--- OBJECTIVE ---
Type out the listing below without changes, from its first line down to and including the line that contains "svg-text:4.0: 4.0 xyxy=(255,328,272,342)".

__________

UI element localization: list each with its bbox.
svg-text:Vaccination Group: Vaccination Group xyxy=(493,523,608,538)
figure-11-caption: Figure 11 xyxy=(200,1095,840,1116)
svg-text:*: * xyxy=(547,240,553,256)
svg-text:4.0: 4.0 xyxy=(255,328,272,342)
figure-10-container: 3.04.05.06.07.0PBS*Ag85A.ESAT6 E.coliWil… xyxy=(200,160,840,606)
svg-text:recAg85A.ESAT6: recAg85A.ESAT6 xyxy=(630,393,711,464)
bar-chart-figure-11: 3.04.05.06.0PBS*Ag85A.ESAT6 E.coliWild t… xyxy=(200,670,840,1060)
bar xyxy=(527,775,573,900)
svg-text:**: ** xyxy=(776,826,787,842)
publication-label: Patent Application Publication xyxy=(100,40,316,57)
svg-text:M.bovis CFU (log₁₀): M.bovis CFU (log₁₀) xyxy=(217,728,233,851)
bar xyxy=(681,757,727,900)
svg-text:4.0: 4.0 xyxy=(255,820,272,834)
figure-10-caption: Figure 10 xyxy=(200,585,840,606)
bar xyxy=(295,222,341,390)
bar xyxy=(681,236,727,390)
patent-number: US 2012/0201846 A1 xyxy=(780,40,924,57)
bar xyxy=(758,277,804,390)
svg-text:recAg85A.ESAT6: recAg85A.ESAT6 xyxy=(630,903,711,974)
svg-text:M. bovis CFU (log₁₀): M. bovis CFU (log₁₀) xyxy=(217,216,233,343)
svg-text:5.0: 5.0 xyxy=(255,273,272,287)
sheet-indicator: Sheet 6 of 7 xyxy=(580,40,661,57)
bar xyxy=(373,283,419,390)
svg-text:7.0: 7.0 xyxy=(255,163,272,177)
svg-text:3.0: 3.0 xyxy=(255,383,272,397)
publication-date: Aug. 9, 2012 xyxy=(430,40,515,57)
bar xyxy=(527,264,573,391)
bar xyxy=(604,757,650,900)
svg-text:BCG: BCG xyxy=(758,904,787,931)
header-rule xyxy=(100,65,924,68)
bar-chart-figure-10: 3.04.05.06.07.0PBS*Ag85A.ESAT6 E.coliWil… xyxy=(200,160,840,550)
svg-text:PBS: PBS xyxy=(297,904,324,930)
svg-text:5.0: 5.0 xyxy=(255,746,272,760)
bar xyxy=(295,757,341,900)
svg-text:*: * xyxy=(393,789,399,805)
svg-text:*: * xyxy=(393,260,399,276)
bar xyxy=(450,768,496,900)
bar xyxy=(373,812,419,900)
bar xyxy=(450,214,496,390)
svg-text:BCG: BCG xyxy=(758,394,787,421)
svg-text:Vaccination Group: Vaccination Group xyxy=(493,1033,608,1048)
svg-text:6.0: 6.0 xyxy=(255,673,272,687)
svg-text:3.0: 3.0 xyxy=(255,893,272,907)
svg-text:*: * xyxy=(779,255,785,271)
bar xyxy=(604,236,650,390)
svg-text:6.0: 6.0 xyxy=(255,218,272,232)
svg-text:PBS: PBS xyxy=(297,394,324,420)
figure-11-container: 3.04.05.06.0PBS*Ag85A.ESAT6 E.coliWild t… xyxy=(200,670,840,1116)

__________

--- SOLUTION TO THIS EXERCISE ---
UI element localization: list each with its bbox.
svg-text:Vaccination Group: Vaccination Group xyxy=(493,523,608,538)
figure-11-caption: Figure 11 xyxy=(200,1095,840,1116)
svg-text:*: * xyxy=(547,240,553,256)
svg-text:4.0: 4.0 xyxy=(255,328,272,342)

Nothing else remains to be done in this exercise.